DATASET EXTRACT:
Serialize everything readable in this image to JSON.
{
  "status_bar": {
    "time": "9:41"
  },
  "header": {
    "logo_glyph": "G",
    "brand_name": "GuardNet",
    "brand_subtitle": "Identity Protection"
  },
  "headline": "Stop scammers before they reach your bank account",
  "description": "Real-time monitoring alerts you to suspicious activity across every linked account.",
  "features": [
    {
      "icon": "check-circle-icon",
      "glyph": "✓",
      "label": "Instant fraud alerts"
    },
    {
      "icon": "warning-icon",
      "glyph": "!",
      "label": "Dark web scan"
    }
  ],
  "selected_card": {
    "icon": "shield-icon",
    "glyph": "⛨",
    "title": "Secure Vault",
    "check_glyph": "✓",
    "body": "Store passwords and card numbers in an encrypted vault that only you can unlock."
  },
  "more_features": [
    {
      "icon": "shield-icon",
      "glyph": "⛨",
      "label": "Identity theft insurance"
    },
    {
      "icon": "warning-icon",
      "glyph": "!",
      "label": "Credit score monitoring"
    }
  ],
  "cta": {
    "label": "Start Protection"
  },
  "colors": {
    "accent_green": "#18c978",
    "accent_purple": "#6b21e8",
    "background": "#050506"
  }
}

TO BE DONE: Type the whole listing again, unaltered.

THE SOLUTION:
Serialize everything readable in this image to JSON.
{
  "status_bar": {
    "time": "9:41"
  },
  "header": {
    "logo_glyph": "G",
    "brand_name": "GuardNet",
    "brand_subtitle": "Identity Protection"
  },
  "headline": "Stop scammers before they reach your bank account",
  "description": "Real-time monitoring alerts you to suspicious activity across every linked account.",
  "features": [
    {
      "icon": "check-circle-icon",
      "glyph": "✓",
      "label": "Instant fraud alerts"
    },
    {
      "icon": "warning-icon",
      "glyph": "!",
      "label": "Dark web scan"
    }
  ],
  "selected_card": {
    "icon": "shield-icon",
    "glyph": "⛨",
    "title": "Secure Vault",
    "check_glyph": "✓",
    "body": "Store passwords and card numbers in an encrypted vault that only you can unlock."
  },
  "more_features": [
    {
      "icon": "shield-icon",
      "glyph": "⛨",
      "label": "Identity theft insurance"
    },
    {
      "icon": "warning-icon",
      "glyph": "!",
      "label": "Credit score monitoring"
    }
  ],
  "cta": {
    "label": "Start Protection"
  },
  "colors": {
    "accent_green": "#18c978",
    "accent_purple": "#6b21e8",
    "background": "#050506"
  }
}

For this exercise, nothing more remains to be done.